◆ What is required
Every line below that holds the string "want" should be copied out.

◆ Data section

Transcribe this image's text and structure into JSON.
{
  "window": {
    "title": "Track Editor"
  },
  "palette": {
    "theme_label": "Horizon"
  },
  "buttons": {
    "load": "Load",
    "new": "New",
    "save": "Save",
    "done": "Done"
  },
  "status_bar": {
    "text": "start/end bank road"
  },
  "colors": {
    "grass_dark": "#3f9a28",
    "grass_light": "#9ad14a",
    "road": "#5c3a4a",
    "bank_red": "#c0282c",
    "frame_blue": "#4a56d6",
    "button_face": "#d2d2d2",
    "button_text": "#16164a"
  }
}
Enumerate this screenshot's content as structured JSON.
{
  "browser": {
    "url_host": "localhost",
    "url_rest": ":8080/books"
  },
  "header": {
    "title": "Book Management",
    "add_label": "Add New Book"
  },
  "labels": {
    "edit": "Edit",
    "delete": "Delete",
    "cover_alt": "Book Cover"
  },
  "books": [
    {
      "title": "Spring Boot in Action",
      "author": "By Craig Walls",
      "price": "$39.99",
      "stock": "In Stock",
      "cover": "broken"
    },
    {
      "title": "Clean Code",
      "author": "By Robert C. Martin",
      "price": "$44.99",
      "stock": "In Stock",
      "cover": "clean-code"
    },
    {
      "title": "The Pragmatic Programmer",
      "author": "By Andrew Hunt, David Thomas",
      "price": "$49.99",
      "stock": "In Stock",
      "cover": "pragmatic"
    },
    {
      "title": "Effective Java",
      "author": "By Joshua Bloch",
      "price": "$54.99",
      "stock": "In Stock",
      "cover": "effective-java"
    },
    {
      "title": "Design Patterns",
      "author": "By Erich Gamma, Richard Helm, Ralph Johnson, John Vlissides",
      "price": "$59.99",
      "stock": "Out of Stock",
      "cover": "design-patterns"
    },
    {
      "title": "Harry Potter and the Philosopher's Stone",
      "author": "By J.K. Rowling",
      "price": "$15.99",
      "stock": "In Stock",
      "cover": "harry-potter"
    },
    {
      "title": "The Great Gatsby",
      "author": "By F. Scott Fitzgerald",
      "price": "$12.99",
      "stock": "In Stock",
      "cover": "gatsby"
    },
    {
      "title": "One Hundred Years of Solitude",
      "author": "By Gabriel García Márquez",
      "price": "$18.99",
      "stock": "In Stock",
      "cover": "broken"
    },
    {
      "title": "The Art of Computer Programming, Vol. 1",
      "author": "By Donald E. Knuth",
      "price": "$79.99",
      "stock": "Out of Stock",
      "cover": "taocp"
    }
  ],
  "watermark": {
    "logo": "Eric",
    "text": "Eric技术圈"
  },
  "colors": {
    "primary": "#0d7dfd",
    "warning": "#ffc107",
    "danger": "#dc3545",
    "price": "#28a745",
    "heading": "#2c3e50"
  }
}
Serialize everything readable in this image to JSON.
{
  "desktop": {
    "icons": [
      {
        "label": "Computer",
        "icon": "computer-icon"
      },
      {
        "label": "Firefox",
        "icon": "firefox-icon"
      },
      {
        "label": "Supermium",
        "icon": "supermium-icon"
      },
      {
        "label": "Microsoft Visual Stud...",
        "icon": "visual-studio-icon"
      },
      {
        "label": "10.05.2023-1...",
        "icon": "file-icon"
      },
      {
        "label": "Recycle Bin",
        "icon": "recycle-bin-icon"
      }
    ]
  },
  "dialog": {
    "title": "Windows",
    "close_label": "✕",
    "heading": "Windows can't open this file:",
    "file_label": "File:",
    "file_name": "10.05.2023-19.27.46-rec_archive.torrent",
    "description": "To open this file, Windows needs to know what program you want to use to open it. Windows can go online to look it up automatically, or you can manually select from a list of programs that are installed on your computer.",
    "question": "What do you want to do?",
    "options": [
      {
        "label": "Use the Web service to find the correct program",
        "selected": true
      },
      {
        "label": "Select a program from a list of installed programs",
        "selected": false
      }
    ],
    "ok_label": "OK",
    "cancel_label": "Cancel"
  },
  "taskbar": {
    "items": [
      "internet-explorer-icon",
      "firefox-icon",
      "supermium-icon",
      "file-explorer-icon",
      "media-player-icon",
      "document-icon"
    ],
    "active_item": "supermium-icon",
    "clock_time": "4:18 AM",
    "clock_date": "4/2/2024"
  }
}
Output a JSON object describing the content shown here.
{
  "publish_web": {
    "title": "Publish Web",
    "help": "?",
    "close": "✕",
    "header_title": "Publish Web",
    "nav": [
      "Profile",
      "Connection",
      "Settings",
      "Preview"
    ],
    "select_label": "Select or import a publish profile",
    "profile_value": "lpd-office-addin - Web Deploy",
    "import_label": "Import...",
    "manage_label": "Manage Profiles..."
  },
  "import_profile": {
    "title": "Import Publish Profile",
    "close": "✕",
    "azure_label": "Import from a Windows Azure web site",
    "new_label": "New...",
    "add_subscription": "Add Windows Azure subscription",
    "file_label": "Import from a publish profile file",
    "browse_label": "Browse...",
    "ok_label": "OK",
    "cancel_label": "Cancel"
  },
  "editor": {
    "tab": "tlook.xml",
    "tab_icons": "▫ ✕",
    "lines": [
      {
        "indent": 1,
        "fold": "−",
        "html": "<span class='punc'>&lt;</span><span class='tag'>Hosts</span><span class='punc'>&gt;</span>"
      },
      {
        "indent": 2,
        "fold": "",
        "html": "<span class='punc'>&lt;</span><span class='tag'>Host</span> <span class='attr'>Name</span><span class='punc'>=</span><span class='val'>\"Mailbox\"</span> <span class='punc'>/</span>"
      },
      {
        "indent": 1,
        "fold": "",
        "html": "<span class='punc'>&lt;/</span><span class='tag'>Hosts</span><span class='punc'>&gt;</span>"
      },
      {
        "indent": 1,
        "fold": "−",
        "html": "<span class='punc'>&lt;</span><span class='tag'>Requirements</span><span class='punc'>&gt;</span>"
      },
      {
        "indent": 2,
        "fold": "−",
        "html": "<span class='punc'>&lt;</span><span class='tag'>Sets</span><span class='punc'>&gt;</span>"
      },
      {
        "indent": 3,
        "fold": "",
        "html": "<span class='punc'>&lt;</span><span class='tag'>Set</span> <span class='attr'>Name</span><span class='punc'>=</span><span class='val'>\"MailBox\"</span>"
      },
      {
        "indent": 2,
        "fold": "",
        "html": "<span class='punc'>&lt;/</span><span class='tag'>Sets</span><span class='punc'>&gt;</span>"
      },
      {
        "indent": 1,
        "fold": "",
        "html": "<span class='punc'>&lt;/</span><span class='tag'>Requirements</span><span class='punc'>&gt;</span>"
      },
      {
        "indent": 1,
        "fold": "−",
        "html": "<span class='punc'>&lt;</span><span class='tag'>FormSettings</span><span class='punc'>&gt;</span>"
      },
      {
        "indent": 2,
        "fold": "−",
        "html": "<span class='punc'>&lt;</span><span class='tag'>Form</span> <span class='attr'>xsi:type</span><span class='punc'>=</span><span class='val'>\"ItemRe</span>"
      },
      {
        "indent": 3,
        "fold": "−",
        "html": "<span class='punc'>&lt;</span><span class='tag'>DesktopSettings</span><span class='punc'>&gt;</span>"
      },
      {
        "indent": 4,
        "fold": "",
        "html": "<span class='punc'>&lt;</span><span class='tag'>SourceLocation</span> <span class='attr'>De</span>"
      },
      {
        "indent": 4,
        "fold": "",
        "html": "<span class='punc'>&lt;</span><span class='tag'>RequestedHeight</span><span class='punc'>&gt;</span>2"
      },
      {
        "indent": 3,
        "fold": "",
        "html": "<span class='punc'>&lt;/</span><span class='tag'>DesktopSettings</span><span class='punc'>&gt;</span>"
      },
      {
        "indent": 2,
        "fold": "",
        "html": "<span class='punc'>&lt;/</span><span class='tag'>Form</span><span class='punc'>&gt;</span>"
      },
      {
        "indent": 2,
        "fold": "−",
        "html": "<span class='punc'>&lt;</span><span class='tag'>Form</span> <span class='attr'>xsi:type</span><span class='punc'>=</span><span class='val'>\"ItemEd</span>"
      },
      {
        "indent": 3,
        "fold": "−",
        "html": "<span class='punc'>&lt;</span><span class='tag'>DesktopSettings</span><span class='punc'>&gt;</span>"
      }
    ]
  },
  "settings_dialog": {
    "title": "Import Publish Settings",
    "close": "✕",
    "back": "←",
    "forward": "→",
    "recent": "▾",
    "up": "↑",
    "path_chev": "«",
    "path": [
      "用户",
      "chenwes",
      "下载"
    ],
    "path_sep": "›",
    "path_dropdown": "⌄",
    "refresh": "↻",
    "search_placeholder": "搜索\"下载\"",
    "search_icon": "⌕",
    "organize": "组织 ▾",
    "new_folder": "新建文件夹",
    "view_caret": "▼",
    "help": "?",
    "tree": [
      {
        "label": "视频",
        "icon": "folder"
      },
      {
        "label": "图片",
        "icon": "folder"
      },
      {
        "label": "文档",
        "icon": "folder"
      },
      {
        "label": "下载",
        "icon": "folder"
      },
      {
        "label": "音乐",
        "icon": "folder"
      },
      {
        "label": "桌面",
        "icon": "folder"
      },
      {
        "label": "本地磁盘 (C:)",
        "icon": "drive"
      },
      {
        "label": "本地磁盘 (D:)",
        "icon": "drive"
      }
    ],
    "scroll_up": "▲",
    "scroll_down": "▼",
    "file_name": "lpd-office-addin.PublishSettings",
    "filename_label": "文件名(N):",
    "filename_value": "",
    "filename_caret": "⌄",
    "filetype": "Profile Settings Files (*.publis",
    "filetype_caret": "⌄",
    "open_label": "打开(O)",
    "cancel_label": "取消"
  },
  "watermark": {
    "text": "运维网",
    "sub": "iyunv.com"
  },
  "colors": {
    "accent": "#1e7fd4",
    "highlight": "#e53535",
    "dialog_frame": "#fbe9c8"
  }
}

◆ Expected answer
    "description": "To open this file, Windows needs to know what program you want to use to open it. Windows can go online to look it up automatically, or you can manually select from a list of programs that are installed on your computer.",
    "question": "What do you want to do?",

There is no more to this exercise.